WHAT YOU NEED TO DO » Scan the records for lines with the word "color", and copy every such line.

------------------------------------------------

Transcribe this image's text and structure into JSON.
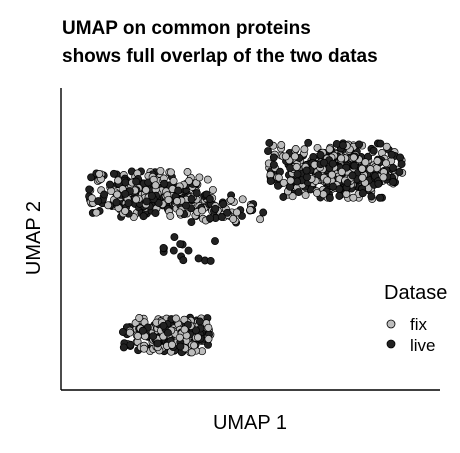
{
  "chart_data": {
    "type": "scatter",
    "title": [
      "UMAP on common proteins",
      "shows full overlap of the two datas"
    ],
    "xlabel": "UMAP 1",
    "ylabel": "UMAP 2",
    "xlim": [
      0,
      10
    ],
    "ylim": [
      0,
      10
    ],
    "grid": false,
    "legend": {
      "title": "Datase",
      "placement": "right",
      "entries": [
        {
          "name": "fix",
          "color": "#bdbdbd"
        },
        {
          "name": "live",
          "color": "#222222"
        }
      ]
    },
    "clusters": [
      {
        "name_hint": "upper-left",
        "cx": 2.3,
        "cy": 6.6,
        "rx": 1.5,
        "ry": 0.7,
        "n": 320
      },
      {
        "name_hint": "bridge",
        "cx": 4.3,
        "cy": 6.1,
        "rx": 0.9,
        "ry": 0.45,
        "n": 55
      },
      {
        "name_hint": "upper-right",
        "cx": 7.3,
        "cy": 7.4,
        "rx": 1.6,
        "ry": 0.85,
        "n": 480
      },
      {
        "name_hint": "lower",
        "cx": 2.7,
        "cy": 1.7,
        "rx": 1.05,
        "ry": 0.55,
        "n": 260
      }
    ],
    "series": [
      {
        "name": "fix",
        "color": "#bdbdbd"
      },
      {
        "name": "live",
        "color": "#222222"
      }
    ]
  }
}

------------------------------------------------

RESPONSE AREA »
          "color": "#bdbdbd"
          "color": "#222222"
        "color": "#bdbdbd"
        "color": "#222222"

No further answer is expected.